Exercise -> Each entry below is to be printed verbatim.
>>>>
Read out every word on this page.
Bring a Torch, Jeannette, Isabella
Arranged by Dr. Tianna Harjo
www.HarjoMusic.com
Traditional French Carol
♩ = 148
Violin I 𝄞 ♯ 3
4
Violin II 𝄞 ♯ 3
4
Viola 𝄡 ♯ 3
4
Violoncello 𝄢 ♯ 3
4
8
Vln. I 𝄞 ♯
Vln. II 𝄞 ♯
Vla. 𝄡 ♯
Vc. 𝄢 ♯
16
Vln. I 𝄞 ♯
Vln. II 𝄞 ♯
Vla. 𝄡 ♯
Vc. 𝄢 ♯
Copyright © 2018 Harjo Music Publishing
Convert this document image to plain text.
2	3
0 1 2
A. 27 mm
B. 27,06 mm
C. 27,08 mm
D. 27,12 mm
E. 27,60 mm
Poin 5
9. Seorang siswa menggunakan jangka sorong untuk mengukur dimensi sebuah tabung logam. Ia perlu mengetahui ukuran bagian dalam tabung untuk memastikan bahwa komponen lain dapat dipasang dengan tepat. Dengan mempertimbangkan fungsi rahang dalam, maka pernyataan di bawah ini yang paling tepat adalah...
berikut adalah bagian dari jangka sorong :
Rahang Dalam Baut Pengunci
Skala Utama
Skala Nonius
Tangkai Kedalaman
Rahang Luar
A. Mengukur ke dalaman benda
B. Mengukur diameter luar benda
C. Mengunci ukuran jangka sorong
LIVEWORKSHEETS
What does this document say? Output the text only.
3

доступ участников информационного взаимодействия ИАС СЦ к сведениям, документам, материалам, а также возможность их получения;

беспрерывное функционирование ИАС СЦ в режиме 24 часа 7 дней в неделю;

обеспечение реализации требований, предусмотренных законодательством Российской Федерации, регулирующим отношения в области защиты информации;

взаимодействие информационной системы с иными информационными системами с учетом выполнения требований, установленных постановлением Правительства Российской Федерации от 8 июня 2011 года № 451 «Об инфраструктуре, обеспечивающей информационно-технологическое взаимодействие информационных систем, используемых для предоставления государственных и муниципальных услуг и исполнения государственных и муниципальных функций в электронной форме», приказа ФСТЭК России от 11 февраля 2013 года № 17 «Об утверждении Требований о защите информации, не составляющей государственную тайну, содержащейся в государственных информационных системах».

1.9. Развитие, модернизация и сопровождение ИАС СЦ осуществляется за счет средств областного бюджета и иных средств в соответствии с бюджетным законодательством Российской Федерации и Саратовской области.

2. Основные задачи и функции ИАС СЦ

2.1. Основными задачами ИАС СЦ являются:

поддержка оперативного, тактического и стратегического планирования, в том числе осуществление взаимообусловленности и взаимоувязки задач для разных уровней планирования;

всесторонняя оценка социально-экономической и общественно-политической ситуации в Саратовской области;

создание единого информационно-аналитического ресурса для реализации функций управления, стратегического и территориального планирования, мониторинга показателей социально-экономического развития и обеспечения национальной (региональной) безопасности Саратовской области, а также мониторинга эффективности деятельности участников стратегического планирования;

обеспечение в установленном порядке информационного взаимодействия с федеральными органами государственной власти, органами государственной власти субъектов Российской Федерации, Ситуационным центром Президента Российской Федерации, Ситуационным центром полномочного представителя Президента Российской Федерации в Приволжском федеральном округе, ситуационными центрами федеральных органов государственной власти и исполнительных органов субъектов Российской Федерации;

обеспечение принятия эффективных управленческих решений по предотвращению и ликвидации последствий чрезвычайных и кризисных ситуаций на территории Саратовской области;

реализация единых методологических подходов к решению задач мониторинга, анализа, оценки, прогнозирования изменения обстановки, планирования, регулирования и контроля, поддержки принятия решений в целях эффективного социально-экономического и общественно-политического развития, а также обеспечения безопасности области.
<<<<
Answer for the task ->
Read out every word on this page.
Bring a Torch, Jeannette, Isabella
Arranged by Dr. Tianna Harjo
www.HarjoMusic.com
Traditional French Carol
♩ = 148
Violin I 𝄞 ♯ 3
4
Violin II 𝄞 ♯ 3
4
Viola 𝄡 ♯ 3
4
Violoncello 𝄢 ♯ 3
4
8
Vln. I 𝄞 ♯
Vln. II 𝄞 ♯
Vla. 𝄡 ♯
Vc. 𝄢 ♯
16
Vln. I 𝄞 ♯
Vln. II 𝄞 ♯
Vla. 𝄡 ♯
Vc. 𝄢 ♯
Copyright © 2018 Harjo Music Publishing
Convert this document image to plain text.
2	3
0 1 2
A. 27 mm
B. 27,06 mm
C. 27,08 mm
D. 27,12 mm
E. 27,60 mm
Poin 5
9. Seorang siswa menggunakan jangka sorong untuk mengukur dimensi sebuah tabung logam. Ia perlu mengetahui ukuran bagian dalam tabung untuk memastikan bahwa komponen lain dapat dipasang dengan tepat. Dengan mempertimbangkan fungsi rahang dalam, maka pernyataan di bawah ini yang paling tepat adalah...
berikut adalah bagian dari jangka sorong :
Rahang Dalam Baut Pengunci
Skala Utama
Skala Nonius
Tangkai Kedalaman
Rahang Luar
A. Mengukur ke dalaman benda
B. Mengukur diameter luar benda
C. Mengunci ukuran jangka sorong
LIVEWORKSHEETS
What does this document say? Output the text only.
3

доступ участников информационного взаимодействия ИАС СЦ к сведениям, документам, материалам, а также возможность их получения;

беспрерывное функционирование ИАС СЦ в режиме 24 часа 7 дней в неделю;

обеспечение реализации требований, предусмотренных законодательством Российской Федерации, регулирующим отношения в области защиты информации;

взаимодействие информационной системы с иными информационными системами с учетом выполнения требований, установленных постановлением Правительства Российской Федерации от 8 июня 2011 года № 451 «Об инфраструктуре, обеспечивающей информационно-технологическое взаимодействие информационных систем, используемых для предоставления государственных и муниципальных услуг и исполнения государственных и муниципальных функций в электронной форме», приказа ФСТЭК России от 11 февраля 2013 года № 17 «Об утверждении Требований о защите информации, не составляющей государственную тайну, содержащейся в государственных информационных системах».

1.9. Развитие, модернизация и сопровождение ИАС СЦ осуществляется за счет средств областного бюджета и иных средств в соответствии с бюджетным законодательством Российской Федерации и Саратовской области.

2. Основные задачи и функции ИАС СЦ

2.1. Основными задачами ИАС СЦ являются:

поддержка оперативного, тактического и стратегического планирования, в том числе осуществление взаимообусловленности и взаимоувязки задач для разных уровней планирования;

всесторонняя оценка социально-экономической и общественно-политической ситуации в Саратовской области;

создание единого информационно-аналитического ресурса для реализации функций управления, стратегического и территориального планирования, мониторинга показателей социально-экономического развития и обеспечения национальной (региональной) безопасности Саратовской области, а также мониторинга эффективности деятельности участников стратегического планирования;

обеспечение в установленном порядке информационного взаимодействия с федеральными органами государственной власти, органами государственной власти субъектов Российской Федерации, Ситуационным центром Президента Российской Федерации, Ситуационным центром полномочного представителя Президента Российской Федерации в Приволжском федеральном округе, ситуационными центрами федеральных органов государственной власти и исполнительных органов субъектов Российской Федерации;

обеспечение принятия эффективных управленческих решений по предотвращению и ликвидации последствий чрезвычайных и кризисных ситуаций на территории Саратовской области;

реализация единых методологических подходов к решению задач мониторинга, анализа, оценки, прогнозирования изменения обстановки, планирования, регулирования и контроля, поддержки принятия решений в целях эффективного социально-экономического и общественно-политического развития, а также обеспечения безопасности области.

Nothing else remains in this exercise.